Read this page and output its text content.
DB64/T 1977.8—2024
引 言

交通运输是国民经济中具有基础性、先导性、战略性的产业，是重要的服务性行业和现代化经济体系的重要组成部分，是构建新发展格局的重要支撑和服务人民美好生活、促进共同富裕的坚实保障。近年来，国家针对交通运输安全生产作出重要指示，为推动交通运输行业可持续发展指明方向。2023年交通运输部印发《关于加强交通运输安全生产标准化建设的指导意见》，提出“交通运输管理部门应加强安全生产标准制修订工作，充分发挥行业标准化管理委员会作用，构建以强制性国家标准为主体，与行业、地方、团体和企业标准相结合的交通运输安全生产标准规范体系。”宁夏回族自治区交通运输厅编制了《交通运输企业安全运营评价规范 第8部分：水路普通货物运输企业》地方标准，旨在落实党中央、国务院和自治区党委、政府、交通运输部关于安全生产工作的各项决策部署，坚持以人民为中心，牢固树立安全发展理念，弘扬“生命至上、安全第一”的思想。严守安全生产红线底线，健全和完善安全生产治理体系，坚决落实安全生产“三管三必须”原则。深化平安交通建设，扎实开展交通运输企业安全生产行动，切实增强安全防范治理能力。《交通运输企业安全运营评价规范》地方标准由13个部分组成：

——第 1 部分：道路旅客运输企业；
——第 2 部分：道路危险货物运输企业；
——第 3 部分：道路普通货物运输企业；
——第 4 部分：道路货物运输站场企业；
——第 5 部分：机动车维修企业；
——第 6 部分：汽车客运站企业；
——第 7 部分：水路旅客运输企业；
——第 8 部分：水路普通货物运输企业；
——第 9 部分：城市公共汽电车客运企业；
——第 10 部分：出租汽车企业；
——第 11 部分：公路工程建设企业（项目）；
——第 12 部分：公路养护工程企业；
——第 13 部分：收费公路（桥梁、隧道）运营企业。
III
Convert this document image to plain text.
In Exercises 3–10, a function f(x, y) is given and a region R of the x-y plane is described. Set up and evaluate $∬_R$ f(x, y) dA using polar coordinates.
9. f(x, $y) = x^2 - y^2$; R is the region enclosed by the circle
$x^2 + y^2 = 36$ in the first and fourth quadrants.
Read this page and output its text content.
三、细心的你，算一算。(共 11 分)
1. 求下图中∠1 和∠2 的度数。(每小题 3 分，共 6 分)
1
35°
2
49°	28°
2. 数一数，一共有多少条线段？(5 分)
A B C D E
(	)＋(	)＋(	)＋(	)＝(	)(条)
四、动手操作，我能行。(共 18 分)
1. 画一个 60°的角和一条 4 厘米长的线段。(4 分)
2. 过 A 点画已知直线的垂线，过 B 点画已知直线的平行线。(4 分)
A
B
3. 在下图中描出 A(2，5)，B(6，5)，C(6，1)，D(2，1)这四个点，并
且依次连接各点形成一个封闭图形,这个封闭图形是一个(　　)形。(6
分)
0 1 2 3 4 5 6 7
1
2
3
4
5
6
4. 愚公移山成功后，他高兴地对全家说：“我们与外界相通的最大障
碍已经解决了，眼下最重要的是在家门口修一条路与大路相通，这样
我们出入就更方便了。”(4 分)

------------------------------------------------------------------------

→ **What is asked**
Read the lines above. Gather those in which the string "region" is found.

→ **Result of this task**
In Exercises 3–10, a function f(x, y) is given and a region R of the x-y plane is described. Set up and evaluate $∬_R$ f(x, y) dA using polar coordinates.
9. f(x, $y) = x^2 - y^2$; R is the region enclosed by the circle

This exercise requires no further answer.